= Work to be completed =
Repeat the full listing, word for word.
|---|
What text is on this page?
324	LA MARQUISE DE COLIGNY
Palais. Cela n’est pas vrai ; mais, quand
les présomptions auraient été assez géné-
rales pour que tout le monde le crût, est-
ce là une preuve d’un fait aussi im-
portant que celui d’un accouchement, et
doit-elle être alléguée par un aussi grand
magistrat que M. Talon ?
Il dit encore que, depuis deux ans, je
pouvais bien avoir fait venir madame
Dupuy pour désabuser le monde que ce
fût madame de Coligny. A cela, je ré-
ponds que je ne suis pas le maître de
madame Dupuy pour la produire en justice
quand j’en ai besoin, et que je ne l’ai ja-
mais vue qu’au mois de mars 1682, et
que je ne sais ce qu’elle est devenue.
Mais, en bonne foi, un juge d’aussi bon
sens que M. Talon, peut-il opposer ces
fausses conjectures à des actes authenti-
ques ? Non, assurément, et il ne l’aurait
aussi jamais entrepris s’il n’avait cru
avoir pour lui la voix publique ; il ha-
|---|
= Response =
What text is on this page?
324	LA MARQUISE DE COLIGNY
Palais. Cela n’est pas vrai ; mais, quand
les présomptions auraient été assez géné-
rales pour que tout le monde le crût, est-
ce là une preuve d’un fait aussi im-
portant que celui d’un accouchement, et
doit-elle être alléguée par un aussi grand
magistrat que M. Talon ?
Il dit encore que, depuis deux ans, je
pouvais bien avoir fait venir madame
Dupuy pour désabuser le monde que ce
fût madame de Coligny. A cela, je ré-
ponds que je ne suis pas le maître de
madame Dupuy pour la produire en justice
quand j’en ai besoin, et que je ne l’ai ja-
mais vue qu’au mois de mars 1682, et
que je ne sais ce qu’elle est devenue.
Mais, en bonne foi, un juge d’aussi bon
sens que M. Talon, peut-il opposer ces
fausses conjectures à des actes authenti-
ques ? Non, assurément, et il ne l’aurait
aussi jamais entrepris s’il n’avait cru
avoir pour lui la voix publique ; il ha-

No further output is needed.